▶ WORK TO DO: Copy the listing verbatim, excluding any images found in it.
>> start WORKING DATA
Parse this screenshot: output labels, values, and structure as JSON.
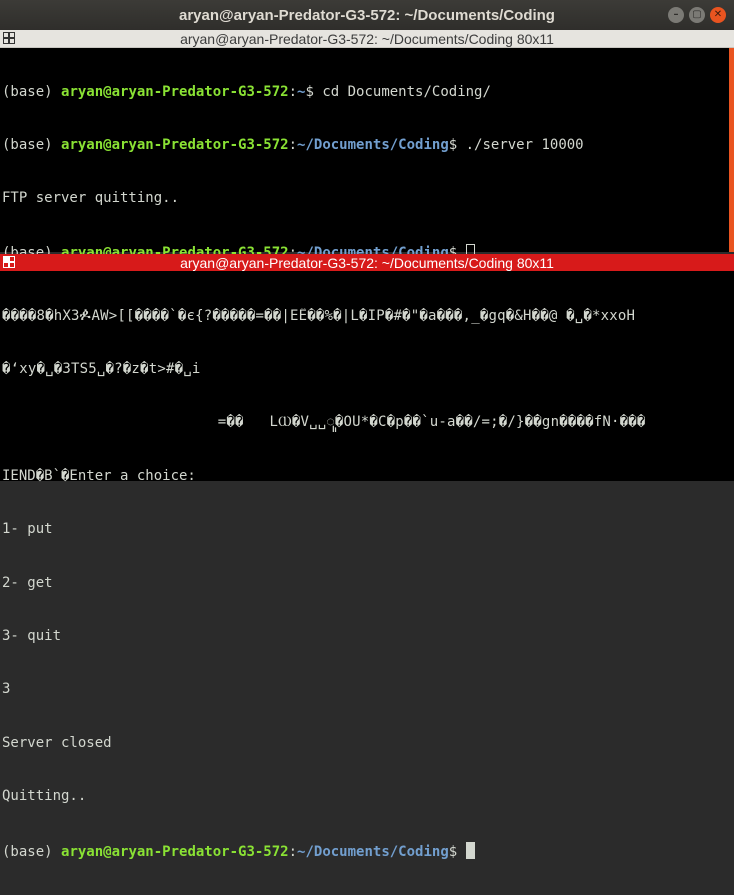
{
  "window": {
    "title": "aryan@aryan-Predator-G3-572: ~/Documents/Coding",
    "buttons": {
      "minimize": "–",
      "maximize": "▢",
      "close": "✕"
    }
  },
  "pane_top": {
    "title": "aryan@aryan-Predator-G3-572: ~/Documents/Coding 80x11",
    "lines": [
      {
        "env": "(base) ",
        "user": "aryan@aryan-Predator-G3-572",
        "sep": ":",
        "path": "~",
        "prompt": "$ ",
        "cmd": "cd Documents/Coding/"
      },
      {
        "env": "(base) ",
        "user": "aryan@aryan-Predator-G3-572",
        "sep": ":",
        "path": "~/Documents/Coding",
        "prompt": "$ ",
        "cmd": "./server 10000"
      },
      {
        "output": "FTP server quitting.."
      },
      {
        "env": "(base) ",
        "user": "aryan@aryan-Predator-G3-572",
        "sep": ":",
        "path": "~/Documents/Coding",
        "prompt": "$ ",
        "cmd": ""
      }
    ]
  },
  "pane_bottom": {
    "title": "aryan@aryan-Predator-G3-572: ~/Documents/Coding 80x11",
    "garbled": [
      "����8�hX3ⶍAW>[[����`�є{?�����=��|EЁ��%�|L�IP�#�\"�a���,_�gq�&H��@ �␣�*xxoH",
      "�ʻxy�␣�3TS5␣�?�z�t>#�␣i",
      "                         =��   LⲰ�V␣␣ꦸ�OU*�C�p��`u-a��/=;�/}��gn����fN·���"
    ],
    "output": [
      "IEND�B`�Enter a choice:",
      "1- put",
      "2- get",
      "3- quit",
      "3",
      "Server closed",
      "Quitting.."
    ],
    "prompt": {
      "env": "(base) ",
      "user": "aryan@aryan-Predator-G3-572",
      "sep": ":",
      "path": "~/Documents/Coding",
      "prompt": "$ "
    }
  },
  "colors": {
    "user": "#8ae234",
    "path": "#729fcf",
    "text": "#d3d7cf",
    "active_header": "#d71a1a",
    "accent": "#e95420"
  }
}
>> end WORKING DATA
▶ EXPECTED ANSWER:
Parse this screenshot: output labels, values, and structure as JSON.
{
  "window": {
    "title": "aryan@aryan-Predator-G3-572: ~/Documents/Coding",
    "buttons": {
      "minimize": "–",
      "maximize": "▢",
      "close": "✕"
    }
  },
  "pane_top": {
    "title": "aryan@aryan-Predator-G3-572: ~/Documents/Coding 80x11",
    "lines": [
      {
        "env": "(base) ",
        "user": "aryan@aryan-Predator-G3-572",
        "sep": ":",
        "path": "~",
        "prompt": "$ ",
        "cmd": "cd Documents/Coding/"
      },
      {
        "env": "(base) ",
        "user": "aryan@aryan-Predator-G3-572",
        "sep": ":",
        "path": "~/Documents/Coding",
        "prompt": "$ ",
        "cmd": "./server 10000"
      },
      {
        "output": "FTP server quitting.."
      },
      {
        "env": "(base) ",
        "user": "aryan@aryan-Predator-G3-572",
        "sep": ":",
        "path": "~/Documents/Coding",
        "prompt": "$ ",
        "cmd": ""
      }
    ]
  },
  "pane_bottom": {
    "title": "aryan@aryan-Predator-G3-572: ~/Documents/Coding 80x11",
    "garbled": [
      "����8�hX3ⶍAW>[[����`�є{?�����=��|EЁ��%�|L�IP�#�\"�a���,_�gq�&H��@ �␣�*xxoH",
      "�ʻxy�␣�3TS5␣�?�z�t>#�␣i",
      "                         =��   LⲰ�V␣␣ꦸ�OU*�C�p��`u-a��/=;�/}��gn����fN·���"
    ],
    "output": [
      "IEND�B`�Enter a choice:",
      "1- put",
      "2- get",
      "3- quit",
      "3",
      "Server closed",
      "Quitting.."
    ],
    "prompt": {
      "env": "(base) ",
      "user": "aryan@aryan-Predator-G3-572",
      "sep": ":",
      "path": "~/Documents/Coding",
      "prompt": "$ "
    }
  },
  "colors": {
    "user": "#8ae234",
    "path": "#729fcf",
    "text": "#d3d7cf",
    "active_header": "#d71a1a",
    "accent": "#e95420"
  }
}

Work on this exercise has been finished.